Examine the material below and count the lines that hold the word "true". Report only the number.

··········

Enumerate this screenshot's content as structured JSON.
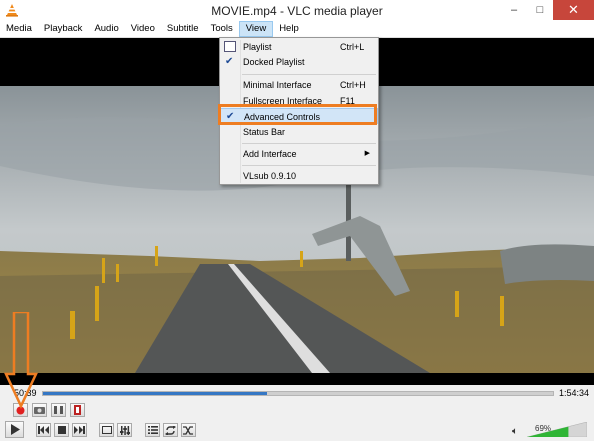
{
  "window": {
    "title": "MOVIE.mp4 - VLC media player",
    "minimize": "–",
    "maximize": "□",
    "close": "✕"
  },
  "menubar": {
    "items": [
      "Media",
      "Playback",
      "Audio",
      "Video",
      "Subtitle",
      "Tools",
      "View",
      "Help"
    ],
    "active": "View"
  },
  "view_menu": {
    "items": [
      {
        "label": "Playlist",
        "shortcut": "Ctrl+L",
        "icon": "playlist-icon"
      },
      {
        "label": "Docked Playlist",
        "checked": true
      },
      {
        "label": "Minimal Interface",
        "shortcut": "Ctrl+H"
      },
      {
        "label": "Fullscreen Interface",
        "shortcut": "F11"
      },
      {
        "label": "Advanced Controls",
        "checked": true,
        "highlighted": true
      },
      {
        "label": "Status Bar"
      },
      {
        "label": "Add Interface",
        "submenu": true
      },
      {
        "label": "VLsub 0.9.10"
      }
    ]
  },
  "player": {
    "elapsed": "50:39",
    "total": "1:54:34",
    "progress_fraction": 0.44,
    "volume": "69%",
    "volume_fraction": 0.69
  },
  "colors": {
    "accent": "#3577c4",
    "annotation": "#ee7d22",
    "record": "#e02020",
    "volume": "#2fb535"
  }
}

··········

EXERCISE OUTPUT:
4